- **Excerpted records**:
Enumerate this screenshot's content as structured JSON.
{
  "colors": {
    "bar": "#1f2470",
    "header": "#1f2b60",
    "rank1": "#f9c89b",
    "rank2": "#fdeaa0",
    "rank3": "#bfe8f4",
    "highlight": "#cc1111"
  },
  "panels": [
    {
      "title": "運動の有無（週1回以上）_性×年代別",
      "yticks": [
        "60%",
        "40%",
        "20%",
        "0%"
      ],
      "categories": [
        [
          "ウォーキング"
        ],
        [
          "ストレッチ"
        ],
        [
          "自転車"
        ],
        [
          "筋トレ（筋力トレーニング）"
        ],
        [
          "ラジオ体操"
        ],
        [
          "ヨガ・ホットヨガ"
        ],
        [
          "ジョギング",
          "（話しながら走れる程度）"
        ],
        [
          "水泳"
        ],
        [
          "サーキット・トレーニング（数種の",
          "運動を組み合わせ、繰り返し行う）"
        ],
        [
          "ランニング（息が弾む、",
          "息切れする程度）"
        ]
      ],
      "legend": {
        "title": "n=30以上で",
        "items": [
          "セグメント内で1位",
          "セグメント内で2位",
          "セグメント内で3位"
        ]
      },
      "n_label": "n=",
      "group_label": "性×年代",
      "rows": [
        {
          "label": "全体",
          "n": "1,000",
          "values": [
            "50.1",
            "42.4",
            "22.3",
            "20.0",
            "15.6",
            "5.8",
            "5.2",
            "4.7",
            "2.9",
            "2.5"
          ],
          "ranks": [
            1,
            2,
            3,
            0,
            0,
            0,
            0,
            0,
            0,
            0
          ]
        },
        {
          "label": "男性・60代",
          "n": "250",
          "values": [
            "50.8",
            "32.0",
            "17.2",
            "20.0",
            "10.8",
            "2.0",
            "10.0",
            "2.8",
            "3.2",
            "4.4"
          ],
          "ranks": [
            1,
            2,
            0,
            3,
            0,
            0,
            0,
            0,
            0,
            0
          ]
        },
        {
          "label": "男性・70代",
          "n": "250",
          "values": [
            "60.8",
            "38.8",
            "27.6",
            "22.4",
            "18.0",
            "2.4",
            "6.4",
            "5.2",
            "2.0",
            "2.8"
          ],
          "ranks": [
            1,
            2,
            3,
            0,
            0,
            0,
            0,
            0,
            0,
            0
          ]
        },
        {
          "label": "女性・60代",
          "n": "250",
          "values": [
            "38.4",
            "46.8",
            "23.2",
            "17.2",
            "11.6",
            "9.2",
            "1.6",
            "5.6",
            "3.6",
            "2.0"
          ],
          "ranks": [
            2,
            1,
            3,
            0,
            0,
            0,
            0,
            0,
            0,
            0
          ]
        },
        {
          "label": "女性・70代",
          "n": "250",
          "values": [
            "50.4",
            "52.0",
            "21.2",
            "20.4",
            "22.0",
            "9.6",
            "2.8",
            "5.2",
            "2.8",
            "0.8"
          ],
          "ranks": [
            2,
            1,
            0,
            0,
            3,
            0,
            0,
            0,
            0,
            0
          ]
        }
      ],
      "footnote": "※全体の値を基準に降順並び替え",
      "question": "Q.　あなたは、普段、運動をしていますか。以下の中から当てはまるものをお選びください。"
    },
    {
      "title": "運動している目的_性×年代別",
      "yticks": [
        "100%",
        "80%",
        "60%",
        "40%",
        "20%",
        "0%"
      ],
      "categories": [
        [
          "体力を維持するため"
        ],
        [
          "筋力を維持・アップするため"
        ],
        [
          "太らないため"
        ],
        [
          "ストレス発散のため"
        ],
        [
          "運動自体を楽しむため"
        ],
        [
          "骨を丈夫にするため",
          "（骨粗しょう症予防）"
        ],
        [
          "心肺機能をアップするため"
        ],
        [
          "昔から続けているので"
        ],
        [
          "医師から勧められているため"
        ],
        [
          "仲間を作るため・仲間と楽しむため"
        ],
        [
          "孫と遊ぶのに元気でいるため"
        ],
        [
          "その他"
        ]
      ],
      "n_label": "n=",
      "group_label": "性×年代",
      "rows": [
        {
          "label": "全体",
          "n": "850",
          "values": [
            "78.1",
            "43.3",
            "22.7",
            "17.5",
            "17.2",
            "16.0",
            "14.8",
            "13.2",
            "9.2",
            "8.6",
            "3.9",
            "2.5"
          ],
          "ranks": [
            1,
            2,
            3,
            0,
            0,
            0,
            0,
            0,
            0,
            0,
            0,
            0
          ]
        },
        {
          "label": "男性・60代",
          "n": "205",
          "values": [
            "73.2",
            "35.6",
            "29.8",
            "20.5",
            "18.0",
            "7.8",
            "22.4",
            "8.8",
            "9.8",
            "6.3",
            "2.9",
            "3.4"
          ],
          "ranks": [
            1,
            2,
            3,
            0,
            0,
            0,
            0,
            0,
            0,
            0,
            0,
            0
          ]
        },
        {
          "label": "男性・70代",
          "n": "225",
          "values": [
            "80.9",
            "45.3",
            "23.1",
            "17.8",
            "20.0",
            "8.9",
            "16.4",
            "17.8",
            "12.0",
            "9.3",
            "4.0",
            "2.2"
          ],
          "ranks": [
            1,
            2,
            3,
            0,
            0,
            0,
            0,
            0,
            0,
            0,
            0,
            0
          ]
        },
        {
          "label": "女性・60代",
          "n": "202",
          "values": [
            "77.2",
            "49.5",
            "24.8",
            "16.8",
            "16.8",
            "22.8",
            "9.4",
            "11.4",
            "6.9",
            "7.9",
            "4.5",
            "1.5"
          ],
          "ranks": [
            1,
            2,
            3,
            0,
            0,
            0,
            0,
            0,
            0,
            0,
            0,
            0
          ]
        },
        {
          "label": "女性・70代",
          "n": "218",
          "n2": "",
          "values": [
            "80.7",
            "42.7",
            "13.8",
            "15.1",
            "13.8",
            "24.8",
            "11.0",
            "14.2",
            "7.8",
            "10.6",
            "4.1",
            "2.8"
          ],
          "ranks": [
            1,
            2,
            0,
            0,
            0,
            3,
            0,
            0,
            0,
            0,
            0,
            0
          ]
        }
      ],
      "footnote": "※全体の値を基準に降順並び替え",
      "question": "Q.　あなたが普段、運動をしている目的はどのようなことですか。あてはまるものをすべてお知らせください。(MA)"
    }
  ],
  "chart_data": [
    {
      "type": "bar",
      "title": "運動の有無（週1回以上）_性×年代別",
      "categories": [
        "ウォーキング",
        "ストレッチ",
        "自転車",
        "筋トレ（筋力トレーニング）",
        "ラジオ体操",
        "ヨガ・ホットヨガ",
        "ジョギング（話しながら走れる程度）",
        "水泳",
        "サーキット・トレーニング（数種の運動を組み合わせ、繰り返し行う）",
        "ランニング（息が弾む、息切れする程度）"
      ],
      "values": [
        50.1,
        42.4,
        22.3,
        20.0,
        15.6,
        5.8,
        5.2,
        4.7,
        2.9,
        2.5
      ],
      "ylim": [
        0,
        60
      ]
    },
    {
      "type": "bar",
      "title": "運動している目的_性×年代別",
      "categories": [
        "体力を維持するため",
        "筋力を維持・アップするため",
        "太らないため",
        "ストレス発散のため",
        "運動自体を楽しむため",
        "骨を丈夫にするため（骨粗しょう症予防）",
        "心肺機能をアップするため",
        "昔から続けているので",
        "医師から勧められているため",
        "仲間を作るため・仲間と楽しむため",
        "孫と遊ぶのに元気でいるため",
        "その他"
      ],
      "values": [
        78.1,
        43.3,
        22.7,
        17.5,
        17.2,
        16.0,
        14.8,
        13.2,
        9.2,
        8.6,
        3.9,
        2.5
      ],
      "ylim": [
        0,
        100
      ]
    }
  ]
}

- **Short problem**:
Check each line of the entries above for the word "サーキット". List the ones that have it.

- **Response to this exercise**:
          "サーキット・トレーニング（数種の",
        "サーキット・トレーニング（数種の運動を組み合わせ、繰り返し行う）",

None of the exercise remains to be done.